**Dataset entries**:
- - - - - - -
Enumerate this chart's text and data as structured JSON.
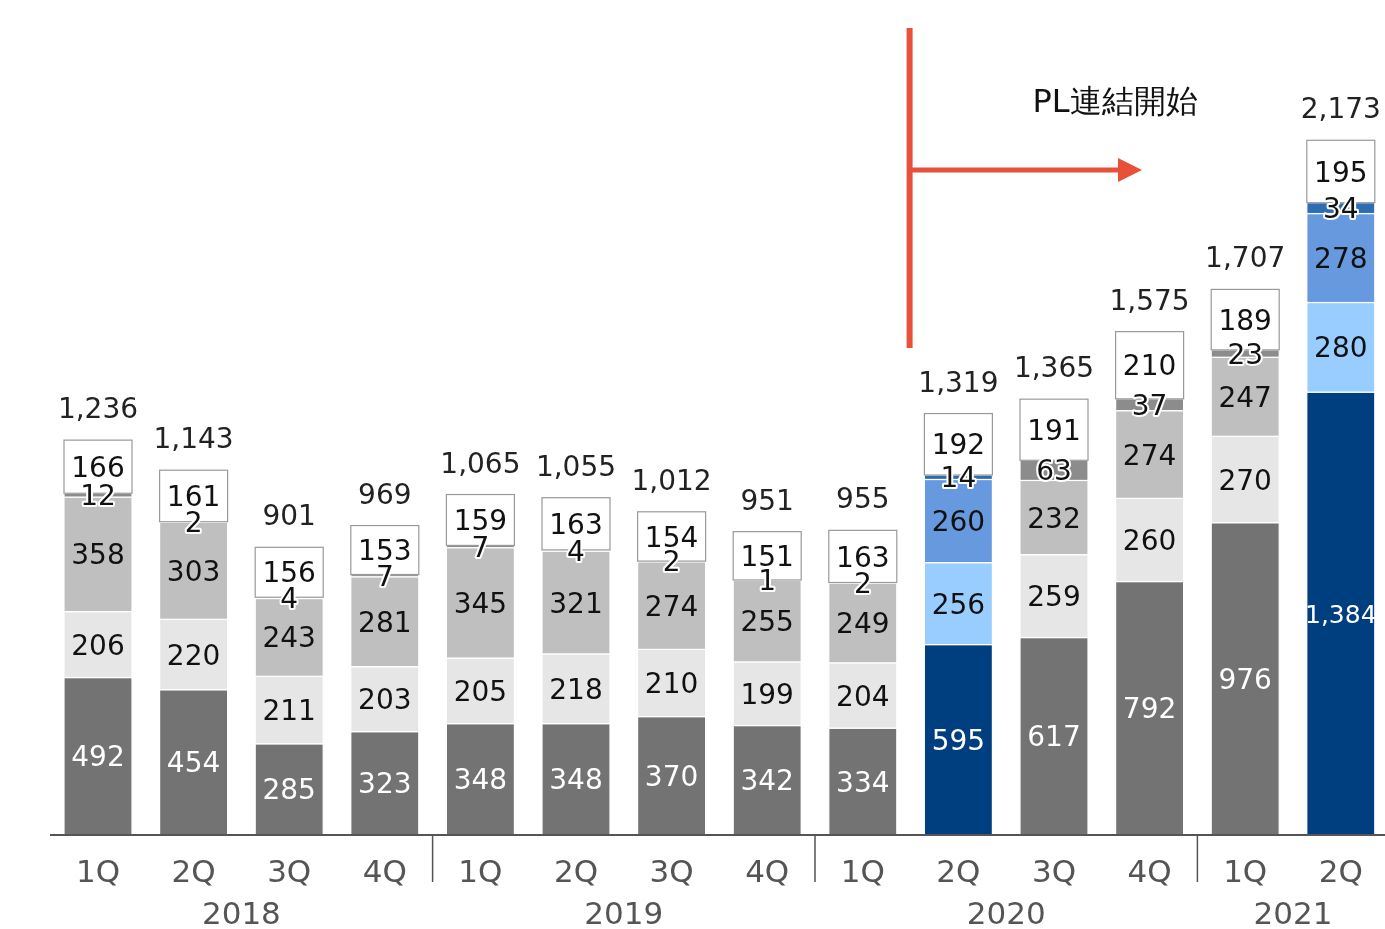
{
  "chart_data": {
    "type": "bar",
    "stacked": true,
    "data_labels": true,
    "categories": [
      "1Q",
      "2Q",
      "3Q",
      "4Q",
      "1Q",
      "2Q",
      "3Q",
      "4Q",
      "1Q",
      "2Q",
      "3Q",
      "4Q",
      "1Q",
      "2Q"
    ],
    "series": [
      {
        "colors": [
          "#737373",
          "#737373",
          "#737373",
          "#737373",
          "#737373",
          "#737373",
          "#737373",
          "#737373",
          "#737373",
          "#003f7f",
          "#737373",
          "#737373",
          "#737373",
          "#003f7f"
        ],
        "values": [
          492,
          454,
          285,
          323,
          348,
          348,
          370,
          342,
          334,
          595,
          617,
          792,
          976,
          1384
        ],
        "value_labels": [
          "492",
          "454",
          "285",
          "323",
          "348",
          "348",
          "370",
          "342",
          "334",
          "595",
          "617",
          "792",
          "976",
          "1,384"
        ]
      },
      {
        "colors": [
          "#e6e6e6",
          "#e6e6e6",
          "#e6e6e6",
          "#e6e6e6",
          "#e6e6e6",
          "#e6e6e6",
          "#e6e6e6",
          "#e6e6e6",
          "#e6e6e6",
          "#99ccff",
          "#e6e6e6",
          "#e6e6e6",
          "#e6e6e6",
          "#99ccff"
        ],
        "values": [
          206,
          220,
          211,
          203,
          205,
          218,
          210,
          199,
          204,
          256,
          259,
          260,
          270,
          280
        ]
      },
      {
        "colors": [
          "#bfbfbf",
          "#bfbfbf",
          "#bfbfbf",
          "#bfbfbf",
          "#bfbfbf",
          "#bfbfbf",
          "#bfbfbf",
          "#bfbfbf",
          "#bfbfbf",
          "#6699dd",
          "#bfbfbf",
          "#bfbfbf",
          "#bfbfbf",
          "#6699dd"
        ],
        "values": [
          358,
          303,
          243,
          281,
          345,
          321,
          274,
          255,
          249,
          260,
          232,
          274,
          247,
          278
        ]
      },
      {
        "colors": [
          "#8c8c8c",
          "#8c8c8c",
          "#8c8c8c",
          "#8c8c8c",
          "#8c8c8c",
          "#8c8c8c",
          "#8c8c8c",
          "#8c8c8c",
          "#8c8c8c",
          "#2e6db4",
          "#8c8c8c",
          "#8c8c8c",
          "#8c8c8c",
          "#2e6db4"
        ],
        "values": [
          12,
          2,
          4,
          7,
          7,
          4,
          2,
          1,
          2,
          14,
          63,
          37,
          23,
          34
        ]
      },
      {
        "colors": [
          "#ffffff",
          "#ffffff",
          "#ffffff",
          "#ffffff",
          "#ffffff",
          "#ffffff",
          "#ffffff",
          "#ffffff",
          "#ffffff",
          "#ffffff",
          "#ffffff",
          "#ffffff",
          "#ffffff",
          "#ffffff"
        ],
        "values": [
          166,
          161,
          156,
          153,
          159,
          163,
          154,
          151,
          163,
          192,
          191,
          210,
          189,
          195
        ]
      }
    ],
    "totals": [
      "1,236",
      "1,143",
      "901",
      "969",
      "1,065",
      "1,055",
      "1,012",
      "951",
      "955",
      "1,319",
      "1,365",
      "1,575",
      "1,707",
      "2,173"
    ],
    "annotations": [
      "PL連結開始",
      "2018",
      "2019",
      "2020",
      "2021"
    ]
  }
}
- - - - - - -
From the listing above, print every entry precisely and drop the pictures.

Enumerate this chart's text and data as structured JSON.
{
  "chart_data": {
    "type": "bar",
    "stacked": true,
    "data_labels": true,
    "categories": [
      "1Q",
      "2Q",
      "3Q",
      "4Q",
      "1Q",
      "2Q",
      "3Q",
      "4Q",
      "1Q",
      "2Q",
      "3Q",
      "4Q",
      "1Q",
      "2Q"
    ],
    "series": [
      {
        "colors": [
          "#737373",
          "#737373",
          "#737373",
          "#737373",
          "#737373",
          "#737373",
          "#737373",
          "#737373",
          "#737373",
          "#003f7f",
          "#737373",
          "#737373",
          "#737373",
          "#003f7f"
        ],
        "values": [
          492,
          454,
          285,
          323,
          348,
          348,
          370,
          342,
          334,
          595,
          617,
          792,
          976,
          1384
        ],
        "value_labels": [
          "492",
          "454",
          "285",
          "323",
          "348",
          "348",
          "370",
          "342",
          "334",
          "595",
          "617",
          "792",
          "976",
          "1,384"
        ]
      },
      {
        "colors": [
          "#e6e6e6",
          "#e6e6e6",
          "#e6e6e6",
          "#e6e6e6",
          "#e6e6e6",
          "#e6e6e6",
          "#e6e6e6",
          "#e6e6e6",
          "#e6e6e6",
          "#99ccff",
          "#e6e6e6",
          "#e6e6e6",
          "#e6e6e6",
          "#99ccff"
        ],
        "values": [
          206,
          220,
          211,
          203,
          205,
          218,
          210,
          199,
          204,
          256,
          259,
          260,
          270,
          280
        ]
      },
      {
        "colors": [
          "#bfbfbf",
          "#bfbfbf",
          "#bfbfbf",
          "#bfbfbf",
          "#bfbfbf",
          "#bfbfbf",
          "#bfbfbf",
          "#bfbfbf",
          "#bfbfbf",
          "#6699dd",
          "#bfbfbf",
          "#bfbfbf",
          "#bfbfbf",
          "#6699dd"
        ],
        "values": [
          358,
          303,
          243,
          281,
          345,
          321,
          274,
          255,
          249,
          260,
          232,
          274,
          247,
          278
        ]
      },
      {
        "colors": [
          "#8c8c8c",
          "#8c8c8c",
          "#8c8c8c",
          "#8c8c8c",
          "#8c8c8c",
          "#8c8c8c",
          "#8c8c8c",
          "#8c8c8c",
          "#8c8c8c",
          "#2e6db4",
          "#8c8c8c",
          "#8c8c8c",
          "#8c8c8c",
          "#2e6db4"
        ],
        "values": [
          12,
          2,
          4,
          7,
          7,
          4,
          2,
          1,
          2,
          14,
          63,
          37,
          23,
          34
        ]
      },
      {
        "colors": [
          "#ffffff",
          "#ffffff",
          "#ffffff",
          "#ffffff",
          "#ffffff",
          "#ffffff",
          "#ffffff",
          "#ffffff",
          "#ffffff",
          "#ffffff",
          "#ffffff",
          "#ffffff",
          "#ffffff",
          "#ffffff"
        ],
        "values": [
          166,
          161,
          156,
          153,
          159,
          163,
          154,
          151,
          163,
          192,
          191,
          210,
          189,
          195
        ]
      }
    ],
    "totals": [
      "1,236",
      "1,143",
      "901",
      "969",
      "1,065",
      "1,055",
      "1,012",
      "951",
      "955",
      "1,319",
      "1,365",
      "1,575",
      "1,707",
      "2,173"
    ],
    "annotations": [
      "PL連結開始",
      "2018",
      "2019",
      "2020",
      "2021"
    ]
  }
}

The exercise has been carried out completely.